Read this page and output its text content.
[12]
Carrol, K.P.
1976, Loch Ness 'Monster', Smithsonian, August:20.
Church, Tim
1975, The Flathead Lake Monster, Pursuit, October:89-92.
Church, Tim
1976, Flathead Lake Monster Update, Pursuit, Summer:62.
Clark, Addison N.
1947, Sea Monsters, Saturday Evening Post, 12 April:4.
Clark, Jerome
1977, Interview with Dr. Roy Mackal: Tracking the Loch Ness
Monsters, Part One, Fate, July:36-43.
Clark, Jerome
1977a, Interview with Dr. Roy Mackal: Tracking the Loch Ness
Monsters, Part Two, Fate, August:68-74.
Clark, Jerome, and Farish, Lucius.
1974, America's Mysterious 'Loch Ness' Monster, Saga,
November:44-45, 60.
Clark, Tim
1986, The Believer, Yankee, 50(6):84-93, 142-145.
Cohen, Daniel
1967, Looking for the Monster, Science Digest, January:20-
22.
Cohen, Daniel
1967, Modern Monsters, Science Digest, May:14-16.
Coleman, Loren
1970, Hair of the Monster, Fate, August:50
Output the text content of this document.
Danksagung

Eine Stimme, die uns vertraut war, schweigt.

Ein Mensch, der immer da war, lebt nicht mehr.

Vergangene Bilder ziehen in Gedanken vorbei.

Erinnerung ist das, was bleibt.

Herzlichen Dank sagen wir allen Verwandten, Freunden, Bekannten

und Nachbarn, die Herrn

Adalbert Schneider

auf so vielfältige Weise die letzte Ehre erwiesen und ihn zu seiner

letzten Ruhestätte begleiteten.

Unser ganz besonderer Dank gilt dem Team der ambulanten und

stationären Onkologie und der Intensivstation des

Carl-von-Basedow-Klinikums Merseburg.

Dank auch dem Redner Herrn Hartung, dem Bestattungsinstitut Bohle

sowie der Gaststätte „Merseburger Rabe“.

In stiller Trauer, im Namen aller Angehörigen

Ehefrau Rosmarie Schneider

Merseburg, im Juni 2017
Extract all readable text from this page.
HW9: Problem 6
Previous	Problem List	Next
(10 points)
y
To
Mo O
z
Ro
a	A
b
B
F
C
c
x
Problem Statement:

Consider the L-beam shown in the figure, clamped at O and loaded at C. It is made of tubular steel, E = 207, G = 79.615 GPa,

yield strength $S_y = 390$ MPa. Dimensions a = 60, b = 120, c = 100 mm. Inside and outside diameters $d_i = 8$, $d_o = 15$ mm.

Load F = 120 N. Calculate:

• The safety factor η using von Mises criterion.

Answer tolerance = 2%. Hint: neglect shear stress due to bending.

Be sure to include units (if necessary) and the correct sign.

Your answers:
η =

**WRITTEN REQUEST:**
Determine how many lines of the entries above carry the string "Ness", and give that number alone.

**FULL ANSWER:**
4